Supplied data -
--------------------------------------------------

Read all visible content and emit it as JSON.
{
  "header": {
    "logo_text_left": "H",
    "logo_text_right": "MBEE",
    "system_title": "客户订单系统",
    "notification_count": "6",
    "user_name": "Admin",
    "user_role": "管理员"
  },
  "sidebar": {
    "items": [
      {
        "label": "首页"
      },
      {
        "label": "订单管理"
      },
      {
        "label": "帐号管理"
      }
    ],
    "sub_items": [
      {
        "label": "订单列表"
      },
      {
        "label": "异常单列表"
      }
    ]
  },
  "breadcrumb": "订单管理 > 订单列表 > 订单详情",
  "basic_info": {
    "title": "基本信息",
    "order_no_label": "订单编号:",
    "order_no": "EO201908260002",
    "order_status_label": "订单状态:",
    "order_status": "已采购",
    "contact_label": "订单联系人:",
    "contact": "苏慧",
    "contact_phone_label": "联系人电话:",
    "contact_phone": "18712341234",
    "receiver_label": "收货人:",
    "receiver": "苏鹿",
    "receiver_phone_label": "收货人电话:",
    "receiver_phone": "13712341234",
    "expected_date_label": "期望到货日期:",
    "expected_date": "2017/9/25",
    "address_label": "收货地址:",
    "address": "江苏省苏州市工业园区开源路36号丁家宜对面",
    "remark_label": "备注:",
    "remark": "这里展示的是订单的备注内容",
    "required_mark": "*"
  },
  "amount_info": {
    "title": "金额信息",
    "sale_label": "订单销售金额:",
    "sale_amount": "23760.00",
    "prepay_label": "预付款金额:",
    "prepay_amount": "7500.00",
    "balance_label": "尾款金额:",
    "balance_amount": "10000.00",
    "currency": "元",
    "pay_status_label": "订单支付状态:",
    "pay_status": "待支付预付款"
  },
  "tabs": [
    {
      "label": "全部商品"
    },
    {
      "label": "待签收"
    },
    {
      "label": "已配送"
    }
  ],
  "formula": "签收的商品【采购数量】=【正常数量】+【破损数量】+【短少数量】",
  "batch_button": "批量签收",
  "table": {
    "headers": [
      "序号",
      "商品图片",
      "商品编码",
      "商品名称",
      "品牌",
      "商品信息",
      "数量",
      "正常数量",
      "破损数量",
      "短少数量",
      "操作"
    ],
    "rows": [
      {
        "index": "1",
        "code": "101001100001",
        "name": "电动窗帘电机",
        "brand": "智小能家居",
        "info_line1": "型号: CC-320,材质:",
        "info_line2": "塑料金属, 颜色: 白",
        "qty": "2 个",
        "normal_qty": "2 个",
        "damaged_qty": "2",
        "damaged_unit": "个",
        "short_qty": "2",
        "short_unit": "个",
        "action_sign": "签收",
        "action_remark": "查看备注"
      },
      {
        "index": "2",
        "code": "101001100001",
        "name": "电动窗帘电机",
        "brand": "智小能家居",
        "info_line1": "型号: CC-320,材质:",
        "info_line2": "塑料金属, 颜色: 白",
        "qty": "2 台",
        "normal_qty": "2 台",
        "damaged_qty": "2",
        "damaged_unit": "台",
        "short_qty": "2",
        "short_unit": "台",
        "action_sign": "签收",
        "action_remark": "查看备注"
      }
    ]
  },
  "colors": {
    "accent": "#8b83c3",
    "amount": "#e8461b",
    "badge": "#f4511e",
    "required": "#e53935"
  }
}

--------------------------------------------------

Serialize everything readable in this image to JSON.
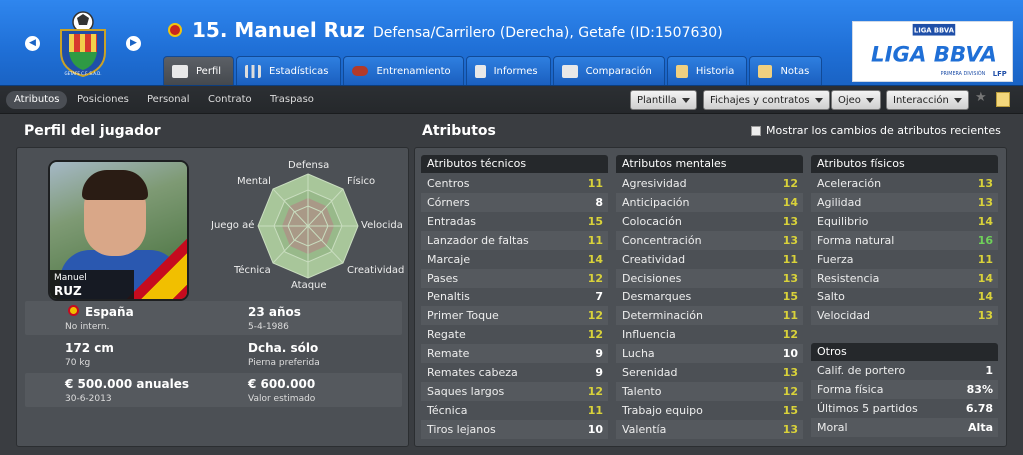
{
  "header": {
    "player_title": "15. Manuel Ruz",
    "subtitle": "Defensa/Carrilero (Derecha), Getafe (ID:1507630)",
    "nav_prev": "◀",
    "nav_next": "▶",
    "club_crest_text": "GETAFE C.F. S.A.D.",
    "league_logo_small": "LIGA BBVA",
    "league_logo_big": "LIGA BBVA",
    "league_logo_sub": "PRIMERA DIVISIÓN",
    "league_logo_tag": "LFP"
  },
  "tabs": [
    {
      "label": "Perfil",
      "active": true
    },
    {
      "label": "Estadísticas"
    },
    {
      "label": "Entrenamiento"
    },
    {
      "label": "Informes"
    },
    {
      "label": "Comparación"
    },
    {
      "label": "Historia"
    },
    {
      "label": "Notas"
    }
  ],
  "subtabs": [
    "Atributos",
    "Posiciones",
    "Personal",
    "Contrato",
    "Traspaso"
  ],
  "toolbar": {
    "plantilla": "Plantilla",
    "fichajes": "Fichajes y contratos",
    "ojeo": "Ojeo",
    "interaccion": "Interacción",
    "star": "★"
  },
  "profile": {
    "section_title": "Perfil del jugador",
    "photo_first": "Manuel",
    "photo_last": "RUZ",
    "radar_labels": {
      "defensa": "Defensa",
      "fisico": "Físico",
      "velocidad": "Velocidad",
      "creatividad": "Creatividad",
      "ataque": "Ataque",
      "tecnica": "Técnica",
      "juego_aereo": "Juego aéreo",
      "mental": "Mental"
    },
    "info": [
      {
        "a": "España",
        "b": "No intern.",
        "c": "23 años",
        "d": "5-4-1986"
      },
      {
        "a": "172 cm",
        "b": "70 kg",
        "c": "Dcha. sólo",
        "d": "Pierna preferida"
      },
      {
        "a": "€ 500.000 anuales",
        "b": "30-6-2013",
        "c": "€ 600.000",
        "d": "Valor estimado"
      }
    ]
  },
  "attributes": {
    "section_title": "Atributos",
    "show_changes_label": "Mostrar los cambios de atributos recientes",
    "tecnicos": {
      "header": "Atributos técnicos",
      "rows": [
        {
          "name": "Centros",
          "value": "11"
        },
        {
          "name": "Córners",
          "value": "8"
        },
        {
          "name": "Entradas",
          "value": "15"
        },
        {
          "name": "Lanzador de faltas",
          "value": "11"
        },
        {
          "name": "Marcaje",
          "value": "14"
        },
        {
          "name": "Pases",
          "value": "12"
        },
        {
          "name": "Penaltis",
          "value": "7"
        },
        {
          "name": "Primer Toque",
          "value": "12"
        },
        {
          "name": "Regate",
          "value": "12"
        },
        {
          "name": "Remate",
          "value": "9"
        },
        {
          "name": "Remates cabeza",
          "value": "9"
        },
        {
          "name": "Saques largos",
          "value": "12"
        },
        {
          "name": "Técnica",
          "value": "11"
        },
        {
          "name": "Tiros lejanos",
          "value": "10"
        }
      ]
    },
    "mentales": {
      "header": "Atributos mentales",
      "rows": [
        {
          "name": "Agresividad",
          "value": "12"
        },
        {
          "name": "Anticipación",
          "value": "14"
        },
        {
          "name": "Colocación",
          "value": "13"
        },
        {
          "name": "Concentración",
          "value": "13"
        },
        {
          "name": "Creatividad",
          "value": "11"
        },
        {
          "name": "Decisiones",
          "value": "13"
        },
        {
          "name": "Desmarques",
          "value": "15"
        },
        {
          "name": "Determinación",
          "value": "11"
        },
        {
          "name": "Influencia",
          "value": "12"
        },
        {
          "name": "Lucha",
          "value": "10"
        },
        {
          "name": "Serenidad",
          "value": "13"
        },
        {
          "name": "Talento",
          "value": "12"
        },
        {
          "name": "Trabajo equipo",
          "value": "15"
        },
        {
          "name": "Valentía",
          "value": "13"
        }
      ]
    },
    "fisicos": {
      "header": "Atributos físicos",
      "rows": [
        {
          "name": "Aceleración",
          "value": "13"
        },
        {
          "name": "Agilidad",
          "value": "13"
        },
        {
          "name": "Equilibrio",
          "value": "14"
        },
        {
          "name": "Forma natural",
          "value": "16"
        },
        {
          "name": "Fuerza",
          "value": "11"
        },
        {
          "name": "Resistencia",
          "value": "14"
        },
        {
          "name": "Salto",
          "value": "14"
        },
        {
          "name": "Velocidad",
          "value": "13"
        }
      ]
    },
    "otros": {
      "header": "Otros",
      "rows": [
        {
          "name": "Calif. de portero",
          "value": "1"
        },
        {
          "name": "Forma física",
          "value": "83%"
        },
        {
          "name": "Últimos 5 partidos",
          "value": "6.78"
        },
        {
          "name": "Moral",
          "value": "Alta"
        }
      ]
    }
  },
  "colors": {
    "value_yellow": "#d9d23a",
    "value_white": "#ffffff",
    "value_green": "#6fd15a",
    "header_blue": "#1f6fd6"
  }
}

--------------------------------------------------

Go through the material above and copy each line that has the word "BBVA".

Written answer -
    "league_logo_small": "LIGA BBVA",
    "league_logo_big": "LIGA BBVA",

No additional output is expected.